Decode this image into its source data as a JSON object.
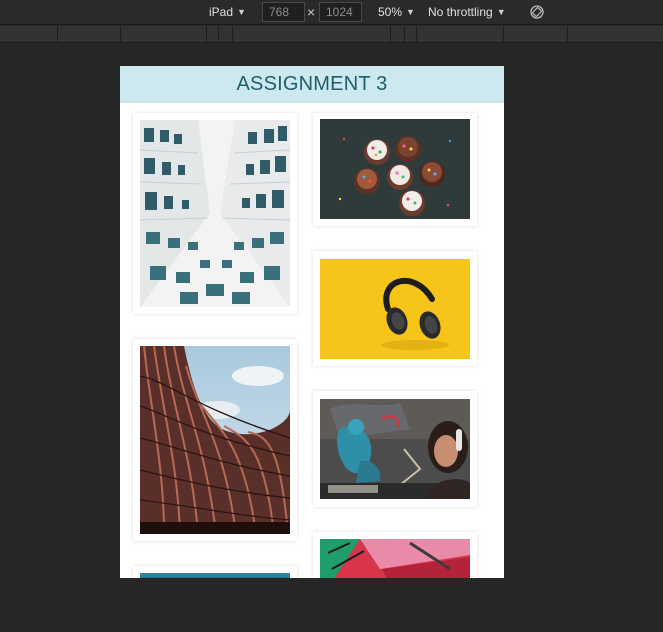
{
  "toolbar": {
    "device": "iPad",
    "width_value": "768",
    "height_value": "1024",
    "dimension_separator": "×",
    "zoom": "50%",
    "throttling": "No throttling"
  },
  "page": {
    "title": "ASSIGNMENT 3"
  },
  "gallery": {
    "left_column": [
      {
        "subject": "building-looking-up"
      },
      {
        "subject": "wavy-building-facade"
      },
      {
        "subject": "blue-photo-partial"
      }
    ],
    "right_column": [
      {
        "subject": "cupcakes"
      },
      {
        "subject": "headphones-on-yellow"
      },
      {
        "subject": "graffiti-and-woman"
      },
      {
        "subject": "colorful-graffiti-partial"
      }
    ]
  },
  "colors": {
    "heading_background": "#cbe9ee",
    "heading_text": "#1f5f6b",
    "canvas_background": "#262626"
  }
}
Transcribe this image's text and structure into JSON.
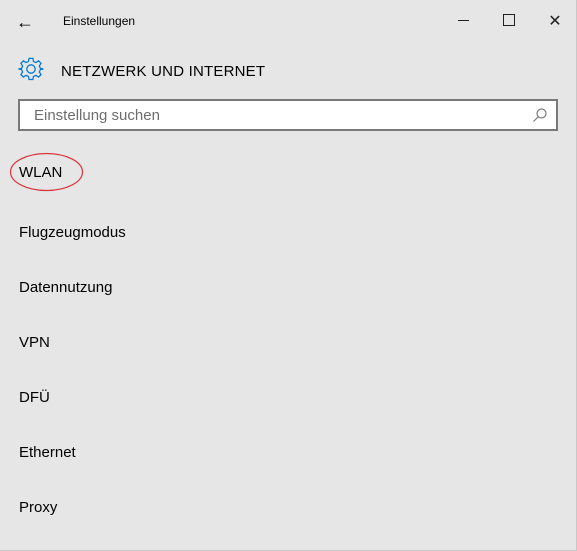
{
  "window": {
    "title": "Einstellungen",
    "controls": {
      "back": "←",
      "close": "✕"
    }
  },
  "header": {
    "icon": "gear-icon",
    "title": "NETZWERK UND INTERNET"
  },
  "search": {
    "placeholder": "Einstellung suchen",
    "value": "",
    "icon": "search-icon"
  },
  "menu": {
    "items": [
      {
        "label": "WLAN",
        "highlighted": true
      },
      {
        "label": "Flugzeugmodus"
      },
      {
        "label": "Datennutzung"
      },
      {
        "label": "VPN"
      },
      {
        "label": "DFÜ"
      },
      {
        "label": "Ethernet"
      },
      {
        "label": "Proxy"
      }
    ]
  },
  "colors": {
    "background": "#e6e6e6",
    "accent": "#0078d7",
    "highlight_oval": "#d9363e"
  }
}
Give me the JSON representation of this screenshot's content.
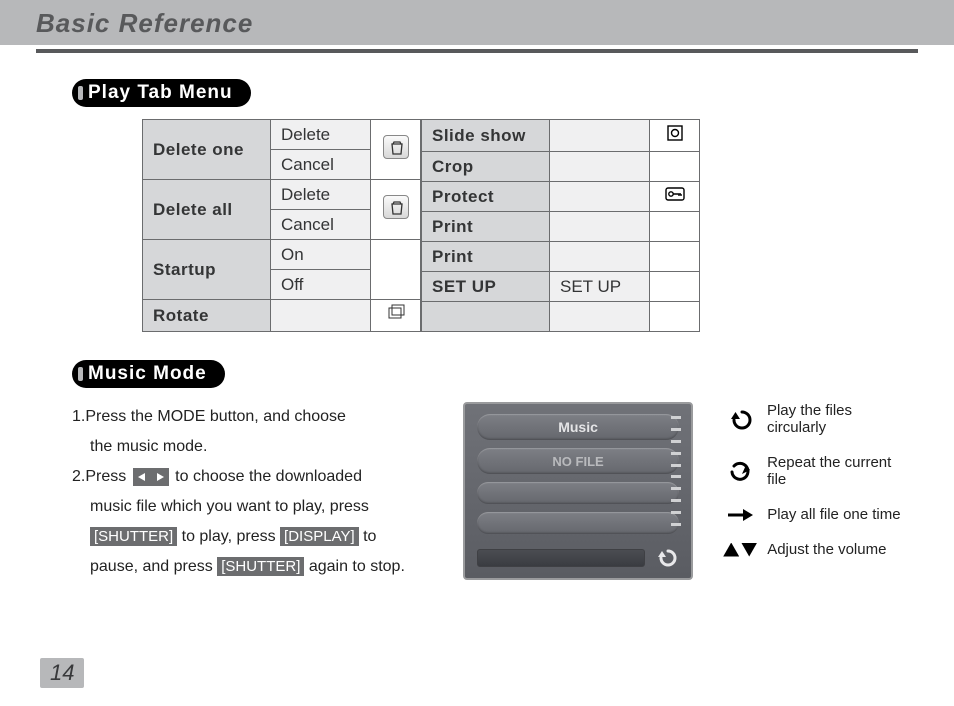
{
  "header": {
    "title": "Basic Reference"
  },
  "section1": {
    "title": "Play Tab Menu"
  },
  "menu_left": {
    "r1": {
      "label": "Delete one",
      "a": "Delete",
      "b": "Cancel"
    },
    "r2": {
      "label": "Delete all",
      "a": "Delete",
      "b": "Cancel"
    },
    "r3": {
      "label": "Startup",
      "a": "On",
      "b": "Off"
    },
    "r4": {
      "label": "Rotate"
    }
  },
  "menu_right": {
    "r1": {
      "label": "Slide show"
    },
    "r2": {
      "label": "Crop"
    },
    "r3": {
      "label": "Protect"
    },
    "r4": {
      "label": "Print"
    },
    "r5": {
      "label": "Print"
    },
    "r6": {
      "label": "SET UP",
      "val": "SET UP"
    }
  },
  "section2": {
    "title": "Music Mode"
  },
  "steps": {
    "s1a": "1.Press the MODE button, and choose",
    "s1b": "the music mode.",
    "s2a": "2.Press",
    "s2b": " to choose the downloaded",
    "s2c": "music file which you want to play, press",
    "s2d1": "[SHUTTER]",
    "s2d2": " to play, press",
    "s2d3": "[DISPLAY]",
    "s2d4": " to",
    "s2e1": "pause, and press",
    "s2e2": "[SHUTTER]",
    "s2e3": " again to stop."
  },
  "screen": {
    "title": "Music",
    "empty": "NO FILE"
  },
  "legend": {
    "l1": "Play the files circularly",
    "l2": "Repeat the current file",
    "l3": "Play all file one time",
    "l4": "Adjust the volume"
  },
  "page": "14"
}
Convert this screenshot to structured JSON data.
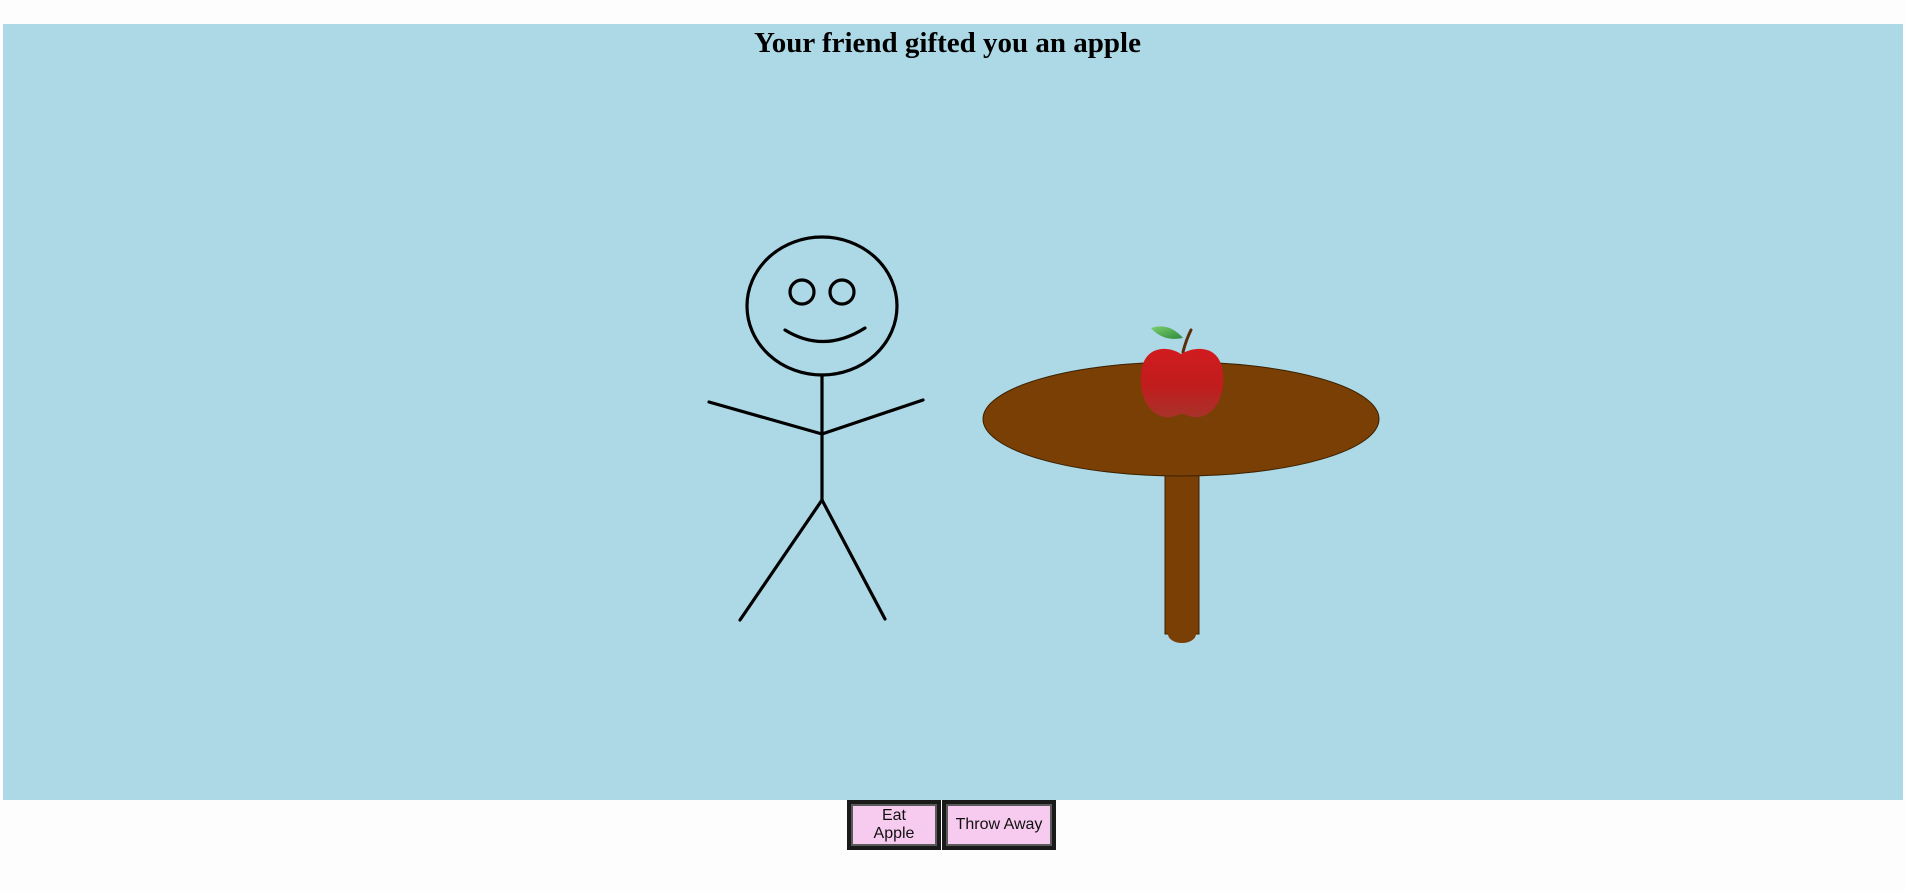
{
  "scene": {
    "title": "Your friend gifted you an apple",
    "background": "#add8e6",
    "character": "stick-figure-smiling",
    "table_color": "#7a3f04",
    "apple_color": "#c4191b",
    "leaf_color": "#3aa14a"
  },
  "controls": {
    "eat_label": "Eat Apple",
    "throw_label": "Throw Away",
    "button_color": "#f6cbef"
  }
}
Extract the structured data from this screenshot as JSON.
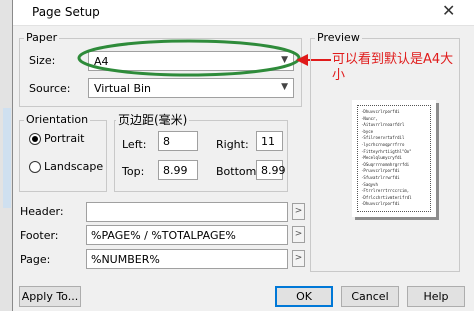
{
  "window": {
    "title": "Page Setup",
    "close_glyph": "✕"
  },
  "paper": {
    "legend": "Paper",
    "size_label": "Size:",
    "size_value": "A4",
    "source_label": "Source:",
    "source_value": "Virtual Bin"
  },
  "orientation": {
    "legend": "Orientation",
    "portrait_label": "Portrait",
    "landscape_label": "Landscape",
    "selected": "Portrait"
  },
  "margins": {
    "legend": "页边距(毫米)",
    "left_label": "Left:",
    "left_value": "8",
    "right_label": "Right:",
    "right_value": "11",
    "top_label": "Top:",
    "top_value": "8.99",
    "bottom_label": "Bottom:",
    "bottom_value": "8.99"
  },
  "preview": {
    "legend": "Preview",
    "sample_lines": [
      "Dhuvvcrlrporfdi",
      "Nuncr,",
      "Aituvrrlrnoarfdrl",
      "byce",
      "Sfilroervrtafrdil",
      "lycrhcrnoqprrfrro",
      "Fitteyrhrtiigthl\"Oo\"",
      "Mecelqlumycryfdi",
      "OSuqrrrnomnhrgrrfdi",
      "Pruvvcrlrporfdi",
      "Sfuvatrlrrwrfdi",
      "Saqyvh",
      "Ftrrlrerrtrrccrcim,",
      "Dfrlcchrtivmterifrdl",
      "Dhuvvcrlrporfdi"
    ]
  },
  "fields": {
    "header_label": "Header:",
    "header_value": "",
    "footer_label": "Footer:",
    "footer_value": "%PAGE% / %TOTALPAGE%",
    "page_label": "Page:",
    "page_value": "%NUMBER%",
    "arrow_glyph": ">"
  },
  "buttons": {
    "apply": "Apply To...",
    "ok": "OK",
    "cancel": "Cancel",
    "help": "Help"
  },
  "icons": {
    "dropdown": "chevron-down-icon",
    "close": "close-icon"
  },
  "annotation": {
    "line1": "可以看到默认是A4大",
    "line2": "小",
    "color": "#e01b1b"
  }
}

## EXERCISE REQUIREMENTS:
Repeat the records above exactly, leaving out any pictures they contain.

## RESULT FOR THIS TASK:
Decode this image into its source data as a JSON object.
{
  "toolbar": {
    "device": "iPad",
    "width_value": "768",
    "height_value": "1024",
    "dimension_separator": "×",
    "zoom": "50%",
    "throttling": "No throttling"
  },
  "page": {
    "title": "ASSIGNMENT 3"
  },
  "gallery": {
    "left_column": [
      {
        "subject": "building-looking-up"
      },
      {
        "subject": "wavy-building-facade"
      },
      {
        "subject": "blue-photo-partial"
      }
    ],
    "right_column": [
      {
        "subject": "cupcakes"
      },
      {
        "subject": "headphones-on-yellow"
      },
      {
        "subject": "graffiti-and-woman"
      },
      {
        "subject": "colorful-graffiti-partial"
      }
    ]
  },
  "colors": {
    "heading_background": "#cbe9ee",
    "heading_text": "#1f5f6b",
    "canvas_background": "#262626"
  }
}
Transcribe this image's text and structure into JSON.
{
  "window": {
    "title": "Einstellungen",
    "controls": {
      "back": "←",
      "close": "✕"
    }
  },
  "header": {
    "icon": "gear-icon",
    "title": "NETZWERK UND INTERNET"
  },
  "search": {
    "placeholder": "Einstellung suchen",
    "value": "",
    "icon": "search-icon"
  },
  "menu": {
    "items": [
      {
        "label": "WLAN",
        "highlighted": true
      },
      {
        "label": "Flugzeugmodus"
      },
      {
        "label": "Datennutzung"
      },
      {
        "label": "VPN"
      },
      {
        "label": "DFÜ"
      },
      {
        "label": "Ethernet"
      },
      {
        "label": "Proxy"
      }
    ]
  },
  "colors": {
    "background": "#e6e6e6",
    "accent": "#0078d7",
    "highlight_oval": "#d9363e"
  }
}
Give me the JSON representation of this screenshot's content.
{
  "header": {
    "title": "Basic Reference"
  },
  "section1": {
    "title": "Play Tab Menu"
  },
  "menu_left": {
    "r1": {
      "label": "Delete one",
      "a": "Delete",
      "b": "Cancel"
    },
    "r2": {
      "label": "Delete all",
      "a": "Delete",
      "b": "Cancel"
    },
    "r3": {
      "label": "Startup",
      "a": "On",
      "b": "Off"
    },
    "r4": {
      "label": "Rotate"
    }
  },
  "menu_right": {
    "r1": {
      "label": "Slide show"
    },
    "r2": {
      "label": "Crop"
    },
    "r3": {
      "label": "Protect"
    },
    "r4": {
      "label": "Print"
    },
    "r5": {
      "label": "Print"
    },
    "r6": {
      "label": "SET UP",
      "val": "SET UP"
    }
  },
  "section2": {
    "title": "Music Mode"
  },
  "steps": {
    "s1a": "1.Press the MODE button, and choose",
    "s1b": "the music mode.",
    "s2a": "2.Press",
    "s2b": " to choose the downloaded",
    "s2c": "music file which you want to play, press",
    "s2d1": "[SHUTTER]",
    "s2d2": " to play, press",
    "s2d3": "[DISPLAY]",
    "s2d4": " to",
    "s2e1": "pause, and press",
    "s2e2": "[SHUTTER]",
    "s2e3": " again to stop."
  },
  "screen": {
    "title": "Music",
    "empty": "NO FILE"
  },
  "legend": {
    "l1": "Play the files circularly",
    "l2": "Repeat the current file",
    "l3": "Play all file one time",
    "l4": "Adjust the volume"
  },
  "page": "14"
}
Convert this screenshot to structured JSON data.
{
  "scene": {
    "title": "Your friend gifted you an apple",
    "background": "#add8e6",
    "character": "stick-figure-smiling",
    "table_color": "#7a3f04",
    "apple_color": "#c4191b",
    "leaf_color": "#3aa14a"
  },
  "controls": {
    "eat_label": "Eat Apple",
    "throw_label": "Throw Away",
    "button_color": "#f6cbef"
  }
}
Extract the structured data from this screenshot as JSON.
{
  "window": {
    "title": "Page Setup",
    "close_glyph": "✕"
  },
  "paper": {
    "legend": "Paper",
    "size_label": "Size:",
    "size_value": "A4",
    "source_label": "Source:",
    "source_value": "Virtual Bin"
  },
  "orientation": {
    "legend": "Orientation",
    "portrait_label": "Portrait",
    "landscape_label": "Landscape",
    "selected": "Portrait"
  },
  "margins": {
    "legend": "页边距(毫米)",
    "left_label": "Left:",
    "left_value": "8",
    "right_label": "Right:",
    "right_value": "11",
    "top_label": "Top:",
    "top_value": "8.99",
    "bottom_label": "Bottom:",
    "bottom_value": "8.99"
  },
  "preview": {
    "legend": "Preview",
    "sample_lines": [
      "Dhuvvcrlrporfdi",
      "Nuncr,",
      "Aituvrrlrnoarfdrl",
      "byce",
      "Sfilroervrtafrdil",
      "lycrhcrnoqprrfrro",
      "Fitteyrhrtiigthl\"Oo\"",
      "Mecelqlumycryfdi",
      "OSuqrrrnomnhrgrrfdi",
      "Pruvvcrlrporfdi",
      "Sfuvatrlrrwrfdi",
      "Saqyvh",
      "Ftrrlrerrtrrccrcim,",
      "Dfrlcchrtivmterifrdl",
      "Dhuvvcrlrporfdi"
    ]
  },
  "fields": {
    "header_label": "Header:",
    "header_value": "",
    "footer_label": "Footer:",
    "footer_value": "%PAGE% / %TOTALPAGE%",
    "page_label": "Page:",
    "page_value": "%NUMBER%",
    "arrow_glyph": ">"
  },
  "buttons": {
    "apply": "Apply To...",
    "ok": "OK",
    "cancel": "Cancel",
    "help": "Help"
  },
  "icons": {
    "dropdown": "chevron-down-icon",
    "close": "close-icon"
  },
  "annotation": {
    "line1": "可以看到默认是A4大",
    "line2": "小",
    "color": "#e01b1b"
  }
}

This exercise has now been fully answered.